> INSTRUCTIONS FOR THE TASK:
Copy out every record below exactly as written, but leave out any pictures.
--- ROWS ---
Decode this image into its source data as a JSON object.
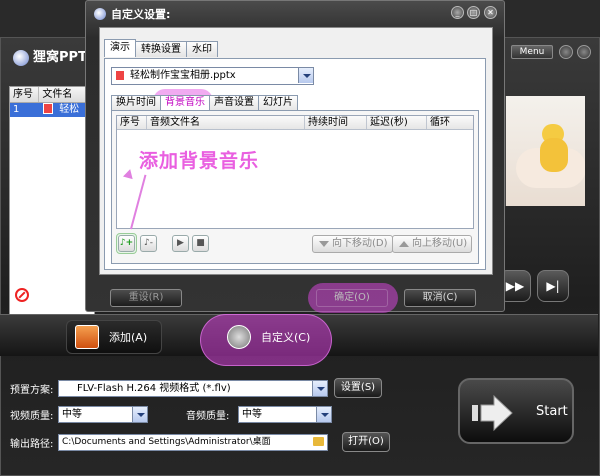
{
  "app": {
    "title": "狸窝PPT转",
    "menu_label": "Menu",
    "file_list": {
      "columns": [
        "序号",
        "文件名"
      ],
      "rows": [
        {
          "index": "1",
          "name": "轻松"
        }
      ]
    },
    "remove_label": "移除(",
    "add_button_label": "添加(A)",
    "custom_button_label": "自定义(C)",
    "preset_label": "预置方案:",
    "preset_value": "FLV-Flash H.264 视频格式 (*.flv)",
    "settings_button": "设置(S)",
    "video_quality_label": "视频质量:",
    "video_quality_value": "中等",
    "audio_quality_label": "音频质量:",
    "audio_quality_value": "中等",
    "output_label": "输出路径:",
    "output_value": "C:\\Documents and Settings\\Administrator\\桌面",
    "open_button": "打开(O)",
    "start_label": "Start"
  },
  "dialog": {
    "title": "自定义设置:",
    "tabs": [
      "演示",
      "转换设置",
      "水印"
    ],
    "active_tab": "演示",
    "file_select_value": "轻松制作宝宝相册.pptx",
    "subtabs": [
      "换片时间",
      "背景音乐",
      "声音设置",
      "幻灯片"
    ],
    "active_subtab": "背景音乐",
    "music_table_columns": [
      "序号",
      "音频文件名",
      "持续时间",
      "延迟(秒)",
      "循环"
    ],
    "hint_text": "添加背景音乐",
    "move_down_label": "向下移动(D)",
    "move_up_label": "向上移动(U)",
    "reset_label": "重设(R)",
    "ok_label": "确定(O)",
    "cancel_label": "取消(C)"
  },
  "colors": {
    "highlight": "#d04ad5",
    "hint": "#e95fe0",
    "selection": "#3a6fd8"
  }
}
---
> CORRECT ANSWER:
Decode this image into its source data as a JSON object.
{
  "app": {
    "title": "狸窝PPT转",
    "menu_label": "Menu",
    "file_list": {
      "columns": [
        "序号",
        "文件名"
      ],
      "rows": [
        {
          "index": "1",
          "name": "轻松"
        }
      ]
    },
    "remove_label": "移除(",
    "add_button_label": "添加(A)",
    "custom_button_label": "自定义(C)",
    "preset_label": "预置方案:",
    "preset_value": "FLV-Flash H.264 视频格式 (*.flv)",
    "settings_button": "设置(S)",
    "video_quality_label": "视频质量:",
    "video_quality_value": "中等",
    "audio_quality_label": "音频质量:",
    "audio_quality_value": "中等",
    "output_label": "输出路径:",
    "output_value": "C:\\Documents and Settings\\Administrator\\桌面",
    "open_button": "打开(O)",
    "start_label": "Start"
  },
  "dialog": {
    "title": "自定义设置:",
    "tabs": [
      "演示",
      "转换设置",
      "水印"
    ],
    "active_tab": "演示",
    "file_select_value": "轻松制作宝宝相册.pptx",
    "subtabs": [
      "换片时间",
      "背景音乐",
      "声音设置",
      "幻灯片"
    ],
    "active_subtab": "背景音乐",
    "music_table_columns": [
      "序号",
      "音频文件名",
      "持续时间",
      "延迟(秒)",
      "循环"
    ],
    "hint_text": "添加背景音乐",
    "move_down_label": "向下移动(D)",
    "move_up_label": "向上移动(U)",
    "reset_label": "重设(R)",
    "ok_label": "确定(O)",
    "cancel_label": "取消(C)"
  },
  "colors": {
    "highlight": "#d04ad5",
    "hint": "#e95fe0",
    "selection": "#3a6fd8"
  }
}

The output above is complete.